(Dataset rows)
┌──

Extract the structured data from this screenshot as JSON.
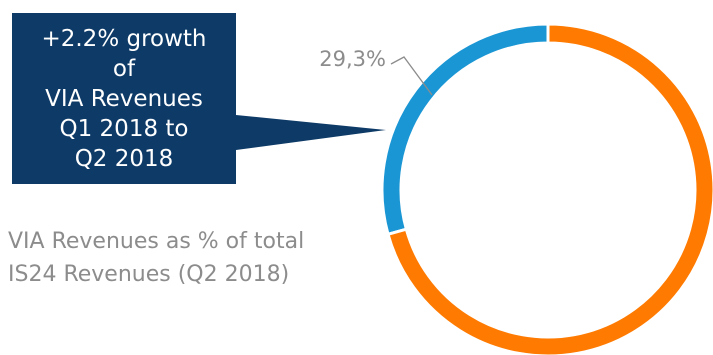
{
  "callout": {
    "lines": [
      "+2.2% growth",
      "of",
      "VIA Revenues",
      "Q1 2018 to",
      "Q2 2018"
    ],
    "background": "#0d3a67"
  },
  "caption": {
    "line1": "VIA Revenues as % of total",
    "line2": "IS24 Revenues (Q2 2018)"
  },
  "chart_data": {
    "type": "pie",
    "donut": true,
    "slices": [
      {
        "value": 29.3,
        "label": "29,3%",
        "color": "#1a96d4"
      },
      {
        "value": 70.7,
        "label": "",
        "color": "#ff7a00"
      }
    ],
    "title": "",
    "legend": "none"
  }
}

└──

» TASK TO COMPLETE: Repeat the data above exactly, but not the pictures.

» OUTPUT FOR THIS TASK:
Extract the structured data from this screenshot as JSON.
{
  "callout": {
    "lines": [
      "+2.2% growth",
      "of",
      "VIA Revenues",
      "Q1 2018 to",
      "Q2 2018"
    ],
    "background": "#0d3a67"
  },
  "caption": {
    "line1": "VIA Revenues as % of total",
    "line2": "IS24 Revenues (Q2 2018)"
  },
  "chart_data": {
    "type": "pie",
    "donut": true,
    "slices": [
      {
        "value": 29.3,
        "label": "29,3%",
        "color": "#1a96d4"
      },
      {
        "value": 70.7,
        "label": "",
        "color": "#ff7a00"
      }
    ],
    "title": "",
    "legend": "none"
  }
}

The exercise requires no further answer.